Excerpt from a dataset

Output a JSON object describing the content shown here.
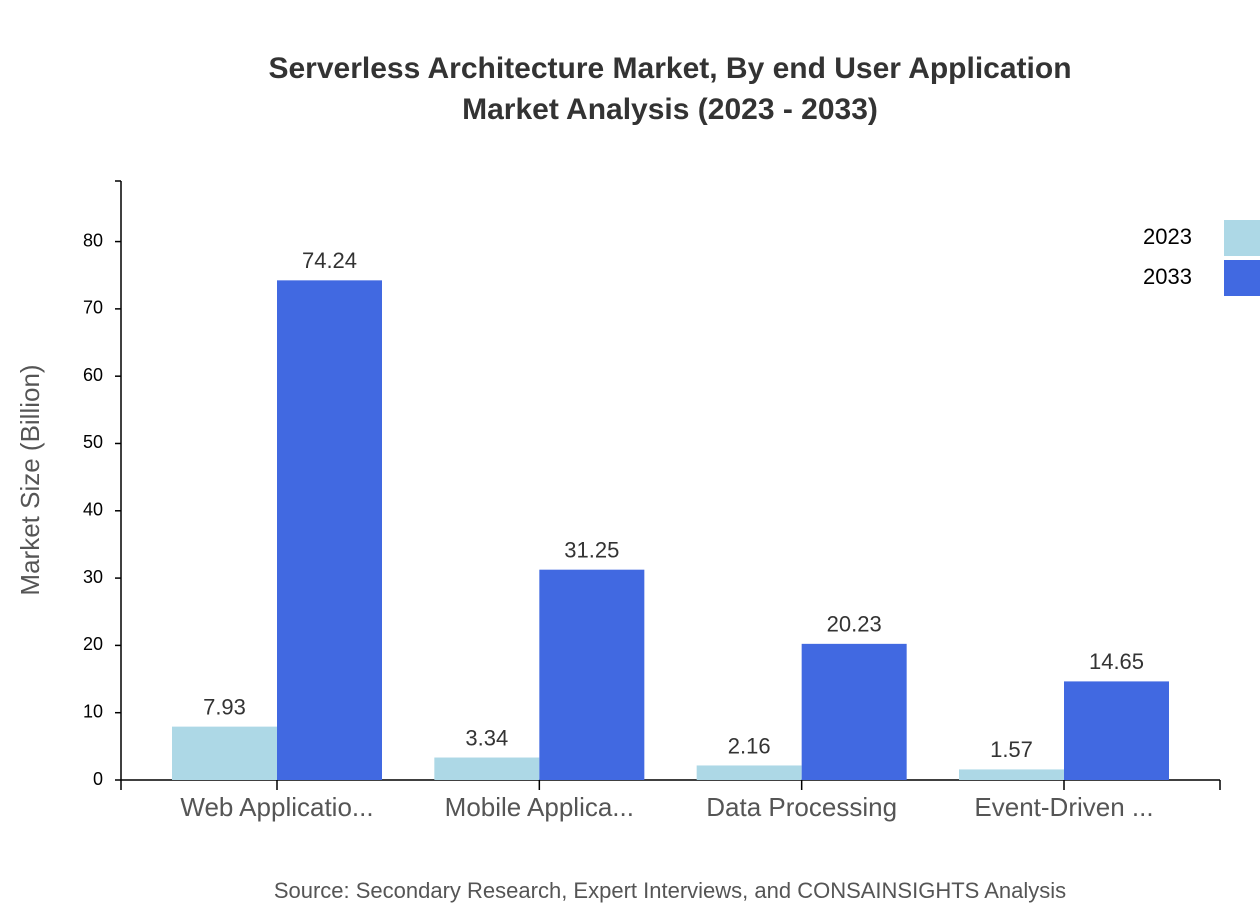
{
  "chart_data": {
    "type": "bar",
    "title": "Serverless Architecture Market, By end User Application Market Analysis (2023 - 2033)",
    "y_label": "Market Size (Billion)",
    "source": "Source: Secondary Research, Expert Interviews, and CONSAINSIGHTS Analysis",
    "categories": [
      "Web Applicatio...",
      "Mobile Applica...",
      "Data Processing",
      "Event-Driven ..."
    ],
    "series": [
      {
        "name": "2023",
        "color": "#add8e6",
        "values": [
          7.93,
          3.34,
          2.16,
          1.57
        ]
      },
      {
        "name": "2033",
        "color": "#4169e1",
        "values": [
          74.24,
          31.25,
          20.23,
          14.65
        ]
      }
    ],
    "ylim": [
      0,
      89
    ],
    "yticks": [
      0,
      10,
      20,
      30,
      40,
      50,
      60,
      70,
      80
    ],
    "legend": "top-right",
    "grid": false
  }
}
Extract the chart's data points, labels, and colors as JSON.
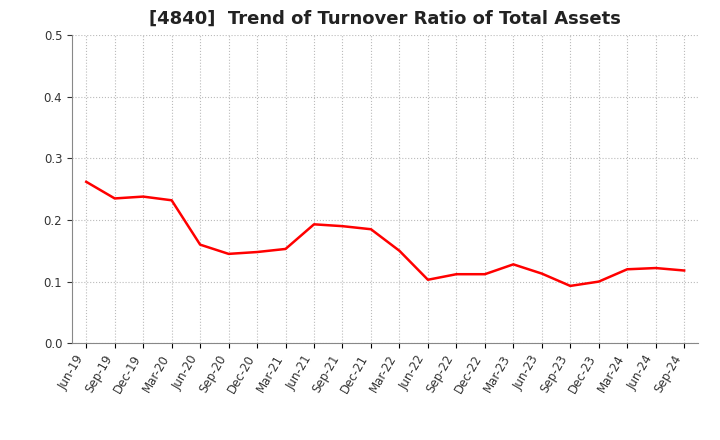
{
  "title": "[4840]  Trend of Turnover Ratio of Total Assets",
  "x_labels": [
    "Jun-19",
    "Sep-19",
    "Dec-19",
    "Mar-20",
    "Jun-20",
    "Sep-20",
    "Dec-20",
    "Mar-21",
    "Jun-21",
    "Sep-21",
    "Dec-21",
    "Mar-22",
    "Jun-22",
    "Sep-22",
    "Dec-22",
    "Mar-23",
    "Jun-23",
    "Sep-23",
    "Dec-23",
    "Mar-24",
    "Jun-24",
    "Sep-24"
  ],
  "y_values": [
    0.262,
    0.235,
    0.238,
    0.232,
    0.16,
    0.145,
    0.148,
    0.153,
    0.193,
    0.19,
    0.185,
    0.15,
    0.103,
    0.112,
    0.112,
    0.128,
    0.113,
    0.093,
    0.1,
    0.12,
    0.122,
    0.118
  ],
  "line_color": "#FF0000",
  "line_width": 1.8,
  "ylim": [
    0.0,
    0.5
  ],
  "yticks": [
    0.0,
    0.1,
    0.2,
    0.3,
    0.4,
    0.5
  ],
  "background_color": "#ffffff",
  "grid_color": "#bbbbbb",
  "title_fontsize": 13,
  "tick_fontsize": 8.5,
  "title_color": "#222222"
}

Instructions to follow.
Copy the material shown above in full and exactly. Skip the pictures.

Exercise response.
Output a JSON object describing the content shown here.
{
  "chart_data": {
    "type": "bar",
    "title": "Serverless Architecture Market, By end User Application Market Analysis (2023 - 2033)",
    "y_label": "Market Size (Billion)",
    "source": "Source: Secondary Research, Expert Interviews, and CONSAINSIGHTS Analysis",
    "categories": [
      "Web Applicatio...",
      "Mobile Applica...",
      "Data Processing",
      "Event-Driven ..."
    ],
    "series": [
      {
        "name": "2023",
        "color": "#add8e6",
        "values": [
          7.93,
          3.34,
          2.16,
          1.57
        ]
      },
      {
        "name": "2033",
        "color": "#4169e1",
        "values": [
          74.24,
          31.25,
          20.23,
          14.65
        ]
      }
    ],
    "ylim": [
      0,
      89
    ],
    "yticks": [
      0,
      10,
      20,
      30,
      40,
      50,
      60,
      70,
      80
    ],
    "legend": "top-right",
    "grid": false
  }
}
Extract the chart's data points, labels, and colors as JSON.
{
  "title": "[4840]  Trend of Turnover Ratio of Total Assets",
  "x_labels": [
    "Jun-19",
    "Sep-19",
    "Dec-19",
    "Mar-20",
    "Jun-20",
    "Sep-20",
    "Dec-20",
    "Mar-21",
    "Jun-21",
    "Sep-21",
    "Dec-21",
    "Mar-22",
    "Jun-22",
    "Sep-22",
    "Dec-22",
    "Mar-23",
    "Jun-23",
    "Sep-23",
    "Dec-23",
    "Mar-24",
    "Jun-24",
    "Sep-24"
  ],
  "y_values": [
    0.262,
    0.235,
    0.238,
    0.232,
    0.16,
    0.145,
    0.148,
    0.153,
    0.193,
    0.19,
    0.185,
    0.15,
    0.103,
    0.112,
    0.112,
    0.128,
    0.113,
    0.093,
    0.1,
    0.12,
    0.122,
    0.118
  ],
  "line_color": "#FF0000",
  "line_width": 1.8,
  "ylim": [
    0.0,
    0.5
  ],
  "yticks": [
    0.0,
    0.1,
    0.2,
    0.3,
    0.4,
    0.5
  ],
  "background_color": "#ffffff",
  "grid_color": "#bbbbbb",
  "title_fontsize": 13,
  "tick_fontsize": 8.5,
  "title_color": "#222222"
}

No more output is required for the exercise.